> Text segment:
####################
RAG conists of two phases
- 1 - Import phase: Preparing and indexing the data (the top row in the diagram)
- 2 - Querying phase: query the data prepared in phase 1 (bottom row in the diagram)
Remove markups, perform de-duplication ..etc
Split the documents into manageable chunks or segments. There are various chunking stratergies. Documents can be split into pages or paragraphs or sections. The right chunking strategy depends on the document types being processed
In order to make text searchable, we need to 'vectorize' them. This is done by using embedding models. We will feature a variety of embedding models, open source ones and API based ones.
In order to effectivly retrieve relevant documents, we use Milvus - a very popular open source, vector database.
When user asks a question, we are going to vectorize the question so we can fetch documents that may have the answer question.
For example, if a user asks a financial question ('how much was the revenue in 2022') the answer is most likely in financial documents, not in employee handbooks.
So we want to retrieve the relevant documents first.
####################
> Provided material:

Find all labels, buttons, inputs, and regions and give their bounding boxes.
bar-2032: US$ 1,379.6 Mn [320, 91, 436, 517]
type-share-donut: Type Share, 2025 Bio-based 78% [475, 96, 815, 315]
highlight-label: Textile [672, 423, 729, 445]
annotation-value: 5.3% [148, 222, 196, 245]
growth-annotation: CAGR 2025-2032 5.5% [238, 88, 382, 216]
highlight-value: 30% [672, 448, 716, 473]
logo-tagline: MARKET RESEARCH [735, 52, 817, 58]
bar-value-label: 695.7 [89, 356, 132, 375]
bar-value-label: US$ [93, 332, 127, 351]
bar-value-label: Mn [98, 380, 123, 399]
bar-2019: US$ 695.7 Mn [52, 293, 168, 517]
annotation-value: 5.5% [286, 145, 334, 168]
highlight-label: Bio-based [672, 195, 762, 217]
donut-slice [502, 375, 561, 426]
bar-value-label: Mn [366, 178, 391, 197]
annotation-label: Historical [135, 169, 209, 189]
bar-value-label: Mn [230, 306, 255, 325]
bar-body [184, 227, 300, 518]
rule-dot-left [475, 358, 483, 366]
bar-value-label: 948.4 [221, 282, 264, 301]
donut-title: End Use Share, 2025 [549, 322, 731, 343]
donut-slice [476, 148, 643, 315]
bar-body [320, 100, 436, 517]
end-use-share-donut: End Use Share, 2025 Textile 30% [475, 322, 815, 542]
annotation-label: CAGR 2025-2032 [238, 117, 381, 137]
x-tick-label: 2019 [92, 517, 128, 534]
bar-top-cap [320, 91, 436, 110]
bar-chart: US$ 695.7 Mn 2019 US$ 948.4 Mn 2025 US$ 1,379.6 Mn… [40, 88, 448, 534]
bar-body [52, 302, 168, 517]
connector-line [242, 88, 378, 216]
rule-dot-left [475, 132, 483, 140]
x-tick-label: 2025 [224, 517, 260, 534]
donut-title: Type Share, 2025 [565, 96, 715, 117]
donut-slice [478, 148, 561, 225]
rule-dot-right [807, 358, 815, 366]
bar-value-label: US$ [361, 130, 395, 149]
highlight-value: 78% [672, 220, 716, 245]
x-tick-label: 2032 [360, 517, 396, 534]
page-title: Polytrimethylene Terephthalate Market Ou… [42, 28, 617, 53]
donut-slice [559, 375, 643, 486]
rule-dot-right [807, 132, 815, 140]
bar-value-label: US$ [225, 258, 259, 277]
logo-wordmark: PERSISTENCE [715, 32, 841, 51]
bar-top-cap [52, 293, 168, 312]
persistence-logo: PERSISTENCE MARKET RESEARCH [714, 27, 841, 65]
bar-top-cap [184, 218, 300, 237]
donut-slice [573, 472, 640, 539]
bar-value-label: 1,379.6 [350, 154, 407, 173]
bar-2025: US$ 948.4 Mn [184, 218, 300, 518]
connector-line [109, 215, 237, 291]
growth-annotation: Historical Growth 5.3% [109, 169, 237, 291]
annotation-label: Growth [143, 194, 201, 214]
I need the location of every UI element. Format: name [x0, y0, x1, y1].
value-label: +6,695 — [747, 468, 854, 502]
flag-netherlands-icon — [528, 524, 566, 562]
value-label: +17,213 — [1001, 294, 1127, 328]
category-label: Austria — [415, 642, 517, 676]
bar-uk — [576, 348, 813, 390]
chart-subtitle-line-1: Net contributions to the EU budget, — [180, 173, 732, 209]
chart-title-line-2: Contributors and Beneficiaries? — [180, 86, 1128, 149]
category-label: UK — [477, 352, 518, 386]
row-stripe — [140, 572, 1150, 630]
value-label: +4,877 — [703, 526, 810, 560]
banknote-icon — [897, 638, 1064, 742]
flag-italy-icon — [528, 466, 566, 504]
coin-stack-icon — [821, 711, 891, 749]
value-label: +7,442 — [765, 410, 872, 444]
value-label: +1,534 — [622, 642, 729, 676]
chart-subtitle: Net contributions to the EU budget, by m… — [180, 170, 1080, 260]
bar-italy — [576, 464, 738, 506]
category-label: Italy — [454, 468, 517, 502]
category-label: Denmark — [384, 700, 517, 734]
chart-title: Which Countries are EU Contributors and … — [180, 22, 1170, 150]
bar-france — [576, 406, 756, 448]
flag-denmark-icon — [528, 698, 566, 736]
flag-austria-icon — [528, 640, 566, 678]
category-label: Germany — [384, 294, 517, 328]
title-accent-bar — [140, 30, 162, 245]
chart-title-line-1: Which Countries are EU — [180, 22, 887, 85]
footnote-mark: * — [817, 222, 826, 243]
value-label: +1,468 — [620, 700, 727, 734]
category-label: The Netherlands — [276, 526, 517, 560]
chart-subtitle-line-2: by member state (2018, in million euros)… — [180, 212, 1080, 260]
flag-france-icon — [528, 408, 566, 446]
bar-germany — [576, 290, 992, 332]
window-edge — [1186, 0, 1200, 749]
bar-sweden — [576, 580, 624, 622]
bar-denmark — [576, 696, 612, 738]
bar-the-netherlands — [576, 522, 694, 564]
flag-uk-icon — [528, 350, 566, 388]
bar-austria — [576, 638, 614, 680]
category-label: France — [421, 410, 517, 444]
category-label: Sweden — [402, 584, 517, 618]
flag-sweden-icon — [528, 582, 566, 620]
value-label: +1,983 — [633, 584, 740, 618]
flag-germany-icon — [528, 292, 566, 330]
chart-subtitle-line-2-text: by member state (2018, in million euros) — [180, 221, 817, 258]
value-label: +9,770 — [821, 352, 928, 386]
####################
> Your tasks:
A. Translate this sentence from the RAG overview into French: "For example, if a user asks a financial question ('how much was the revenue in 2022') the answer is most likely in financial documents, not in employee handbooks."
B. Answer these questions using the RAG overview:
(i) Which phase appears in the top row of the diagram?
(ii) What vector database is used to retrieve relevant documents?
(iii) What is done to the user's question so that documents can be fetched?
C. From the RAG overview, extract the stretch from "RAG conists of" through "source, vector database.".

> Completed exercise:
A. Par exemple, si un utilisateur pose une question financière (« à combien s'élevait le chiffre d'affaires en 2022 »), la réponse se trouve très probablement dans des documents financiers, et non dans des manuels destinés aux employés.

B.
(i) The import phase, in which the data is prepared and indexed.
(ii) Milvus.
(iii) The question is vectorized.

C.
RAG conists of two phases
- 1 - Import phase: Preparing and indexing the data (the top row in the diagram)
- 2 - Querying phase: query the data prepared in phase 1 (bottom row in the diagram)
Remove markups, perform de-duplication ..etc
Split the documents into manageable chunks or segments. There are various chunking stratergies. Documents can be split into pages or paragraphs or sections. The right chunking strategy depends on the document types being processed
In order to make text searchable, we need to 'vectorize' them. This is done by using embedding models. We will feature a variety of embedding models, open source ones and API based ones.
In order to effectivly retrieve relevant documents, we use Milvus - a very popular open source, vector database.